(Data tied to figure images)
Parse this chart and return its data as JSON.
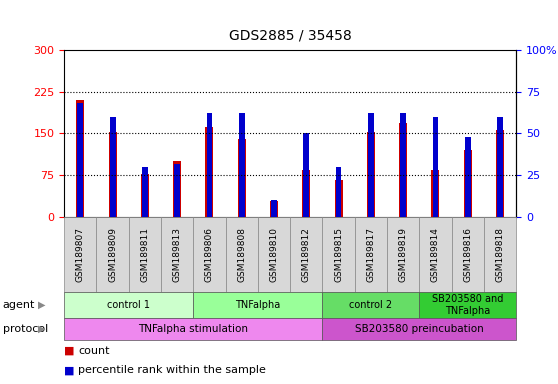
{
  "title": "GDS2885 / 35458",
  "samples": [
    "GSM189807",
    "GSM189809",
    "GSM189811",
    "GSM189813",
    "GSM189806",
    "GSM189808",
    "GSM189810",
    "GSM189812",
    "GSM189815",
    "GSM189817",
    "GSM189819",
    "GSM189814",
    "GSM189816",
    "GSM189818"
  ],
  "count_values": [
    210,
    152,
    78,
    100,
    162,
    140,
    28,
    85,
    66,
    152,
    168,
    85,
    120,
    157
  ],
  "percentile_values": [
    68,
    60,
    30,
    32,
    62,
    62,
    10,
    50,
    30,
    62,
    62,
    60,
    48,
    60
  ],
  "count_color": "#cc0000",
  "percentile_color": "#0000cc",
  "ylim_left": [
    0,
    300
  ],
  "ylim_right": [
    0,
    100
  ],
  "yticks_left": [
    0,
    75,
    150,
    225,
    300
  ],
  "yticks_right": [
    0,
    25,
    50,
    75,
    100
  ],
  "hlines": [
    75,
    150,
    225
  ],
  "agent_groups": [
    {
      "label": "control 1",
      "start": 0,
      "end": 4,
      "color": "#ccffcc"
    },
    {
      "label": "TNFalpha",
      "start": 4,
      "end": 8,
      "color": "#99ff99"
    },
    {
      "label": "control 2",
      "start": 8,
      "end": 11,
      "color": "#66dd66"
    },
    {
      "label": "SB203580 and\nTNFalpha",
      "start": 11,
      "end": 14,
      "color": "#33cc33"
    }
  ],
  "protocol_groups": [
    {
      "label": "TNFalpha stimulation",
      "start": 0,
      "end": 8,
      "color": "#ee88ee"
    },
    {
      "label": "SB203580 preincubation",
      "start": 8,
      "end": 14,
      "color": "#cc55cc"
    }
  ],
  "bar_bg_color": "#d8d8d8",
  "chart_bg": "#ffffff"
}
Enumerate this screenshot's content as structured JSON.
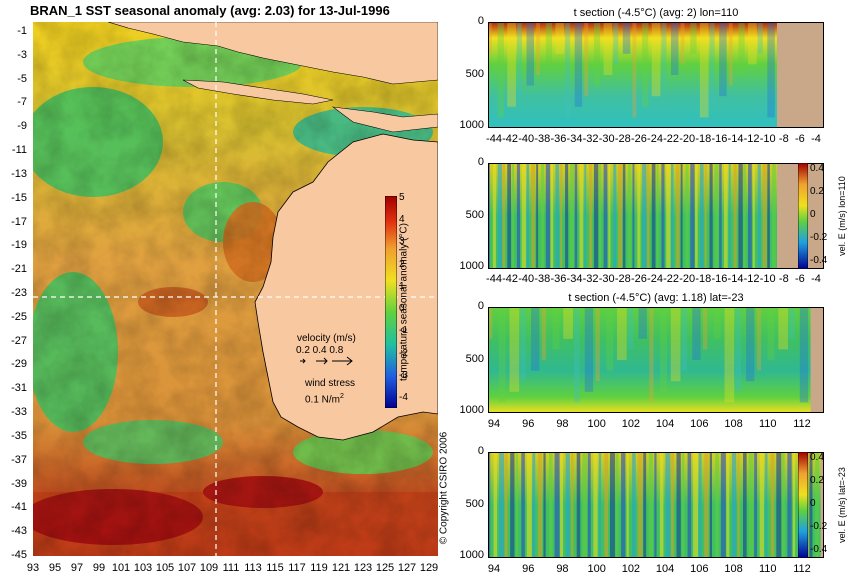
{
  "map": {
    "title": "BRAN_1  SST seasonal anomaly  (avg: 2.03)  for 13-Jul-1996",
    "lat_ticks": [
      "-1",
      "-3",
      "-5",
      "-7",
      "-9",
      "-11",
      "-13",
      "-15",
      "-17",
      "-19",
      "-21",
      "-23",
      "-25",
      "-27",
      "-29",
      "-31",
      "-33",
      "-35",
      "-37",
      "-39",
      "-41",
      "-43",
      "-45"
    ],
    "lon_ticks": [
      "93",
      "95",
      "97",
      "99",
      "101",
      "103",
      "105",
      "107",
      "109",
      "111",
      "113",
      "115",
      "117",
      "119",
      "121",
      "123",
      "125",
      "127",
      "129"
    ],
    "colorbar": {
      "label": "temperature seasonal anomaly (°C)",
      "ticks": [
        "5",
        "4",
        "3",
        "2",
        "1",
        "0",
        "-1",
        "-2",
        "-3",
        "-4"
      ]
    },
    "velocity_legend": {
      "title": "velocity (m/s)",
      "values": "0.2 0.4 0.8"
    },
    "wind_legend": {
      "title": "wind stress",
      "value": "0.1 N/m",
      "superscript": "2"
    },
    "section_lon": 110,
    "section_lat": -23,
    "colors": {
      "land": "#f8c8a0",
      "ocean_mid": "#e0a040",
      "warm": "#b01010"
    }
  },
  "panels": [
    {
      "title": "t section (-4.5°C) (avg: 2) lon=110",
      "y_ticks": [
        "0",
        "500",
        "1000"
      ],
      "x_ticks": [
        "-44",
        "-42",
        "-40",
        "-38",
        "-36",
        "-34",
        "-32",
        "-30",
        "-28",
        "-26",
        "-24",
        "-22",
        "-20",
        "-18",
        "-16",
        "-14",
        "-12",
        "-10",
        "-8",
        "-6",
        "-4"
      ],
      "colorbar": null
    },
    {
      "title": "",
      "y_ticks": [
        "0",
        "500",
        "1000"
      ],
      "x_ticks": [
        "-44",
        "-42",
        "-40",
        "-38",
        "-36",
        "-34",
        "-32",
        "-30",
        "-28",
        "-26",
        "-24",
        "-22",
        "-20",
        "-18",
        "-16",
        "-14",
        "-12",
        "-10",
        "-8",
        "-6",
        "-4"
      ],
      "colorbar": {
        "label": "vel. E (m/s) lon=110",
        "ticks": [
          "0.4",
          "0.2",
          "0",
          "-0.2",
          "-0.4"
        ]
      }
    },
    {
      "title": "t section (-4.5°C) (avg: 1.18) lat=-23",
      "y_ticks": [
        "0",
        "500",
        "1000"
      ],
      "x_ticks": [
        "94",
        "96",
        "98",
        "100",
        "102",
        "104",
        "106",
        "108",
        "110",
        "112"
      ],
      "colorbar": null
    },
    {
      "title": "",
      "y_ticks": [
        "0",
        "500",
        "1000"
      ],
      "x_ticks": [
        "94",
        "96",
        "98",
        "100",
        "102",
        "104",
        "106",
        "108",
        "110",
        "112"
      ],
      "colorbar": {
        "label": "vel. E (m/s) lat=-23",
        "ticks": [
          "0.4",
          "0.2",
          "0",
          "-0.2",
          "-0.4"
        ]
      }
    }
  ],
  "copyright": "© Copyright CSIRO 2006",
  "chart_data": [
    {
      "type": "heatmap",
      "title": "BRAN_1  SST seasonal anomaly  (avg: 2.03)  for 13-Jul-1996",
      "xlabel": "",
      "ylabel": "",
      "xlim": [
        93,
        130
      ],
      "ylim": [
        -45,
        0
      ],
      "colorbar_range": [
        -4,
        5
      ],
      "colorbar_label": "temperature seasonal anomaly (°C)",
      "avg": 2.03,
      "grid": false
    },
    {
      "type": "heatmap",
      "title": "t section (-4.5°C) (avg: 2) lon=110",
      "xlim": [
        -45,
        -3
      ],
      "ylim": [
        1000,
        0
      ],
      "avg": 2
    },
    {
      "type": "heatmap",
      "title": "",
      "xlim": [
        -45,
        -3
      ],
      "ylim": [
        1000,
        0
      ],
      "colorbar_range": [
        -0.4,
        0.4
      ],
      "colorbar_label": "vel. E (m/s) lon=110"
    },
    {
      "type": "heatmap",
      "title": "t section (-4.5°C) (avg: 1.18) lat=-23",
      "xlim": [
        93,
        114
      ],
      "ylim": [
        1000,
        0
      ],
      "avg": 1.18
    },
    {
      "type": "heatmap",
      "title": "",
      "xlim": [
        93,
        114
      ],
      "ylim": [
        1000,
        0
      ],
      "colorbar_range": [
        -0.4,
        0.4
      ],
      "colorbar_label": "vel. E (m/s) lat=-23"
    }
  ]
}
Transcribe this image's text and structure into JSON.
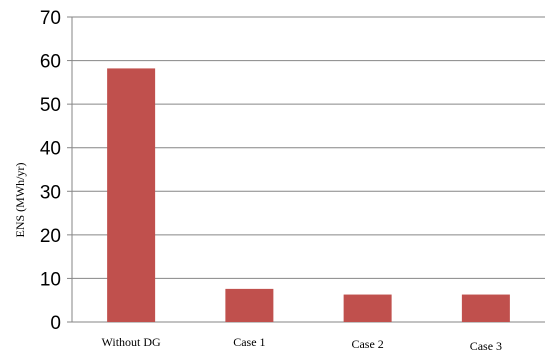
{
  "chart_data": {
    "type": "bar",
    "title": "",
    "xlabel": "",
    "ylabel": "ENS (MWh/yr)",
    "ylim": [
      0,
      70
    ],
    "yticks": [
      0,
      10,
      20,
      30,
      40,
      50,
      60,
      70
    ],
    "categories": [
      "Without DG",
      "Case 1",
      "Case 2",
      "Case 3"
    ],
    "values": [
      58.2,
      7.6,
      6.3,
      6.3
    ],
    "bar_color": "#c0504d",
    "grid": true,
    "legend": "none"
  }
}
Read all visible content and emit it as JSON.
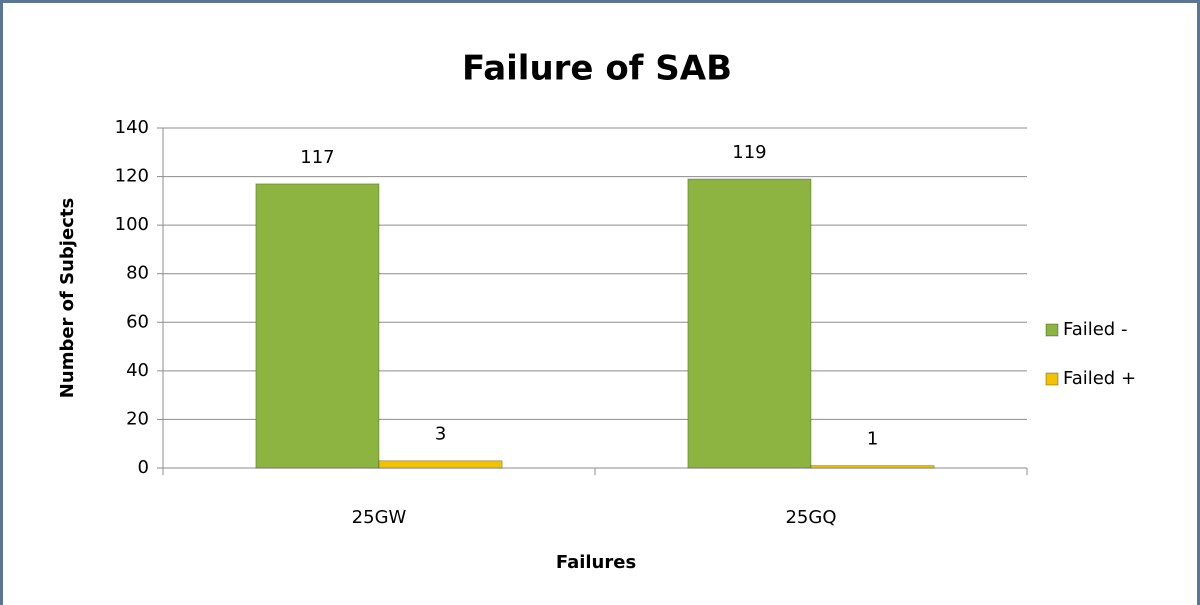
{
  "chart_data": {
    "type": "bar",
    "title": "Failure of SAB",
    "xlabel": "Failures",
    "ylabel": "Number of Subjects",
    "categories": [
      "25GW",
      "25GQ"
    ],
    "series": [
      {
        "name": "Failed -",
        "color": "#8db440",
        "values": [
          117,
          119
        ]
      },
      {
        "name": "Failed +",
        "color": "#f2c200",
        "values": [
          3,
          1
        ]
      }
    ],
    "ylim": [
      0,
      140
    ],
    "yticks": [
      0,
      20,
      40,
      60,
      80,
      100,
      120,
      140
    ],
    "grid": true,
    "legend": "right"
  }
}
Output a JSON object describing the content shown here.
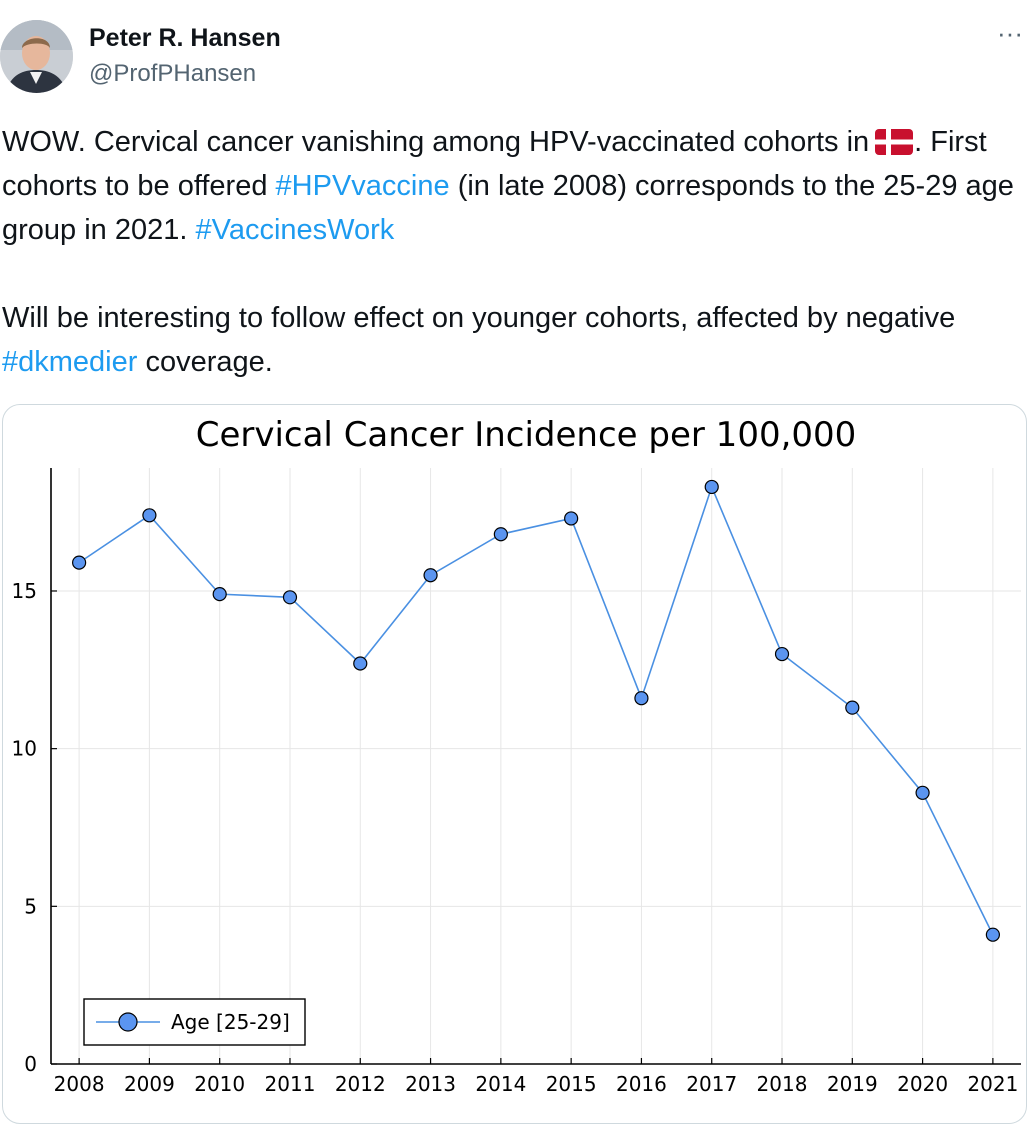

SET TASK: Drop the pictures, then write out only the lines running from the one containing "Read all visible content and emit it as JSON." through the last line above, both included, exactly.

EXERCISE RESULT:
Read all visible content and emit it as JSON.
{
  "chart_data": {
    "type": "bar",
    "title": "Failure of SAB",
    "xlabel": "Failures",
    "ylabel": "Number of Subjects",
    "categories": [
      "25GW",
      "25GQ"
    ],
    "series": [
      {
        "name": "Failed -",
        "color": "#8db440",
        "values": [
          117,
          119
        ]
      },
      {
        "name": "Failed +",
        "color": "#f2c200",
        "values": [
          3,
          1
        ]
      }
    ],
    "ylim": [
      0,
      140
    ],
    "yticks": [
      0,
      20,
      40,
      60,
      80,
      100,
      120,
      140
    ],
    "grid": true,
    "legend": "right"
  }
}
Output a JSON object describing the content shown here.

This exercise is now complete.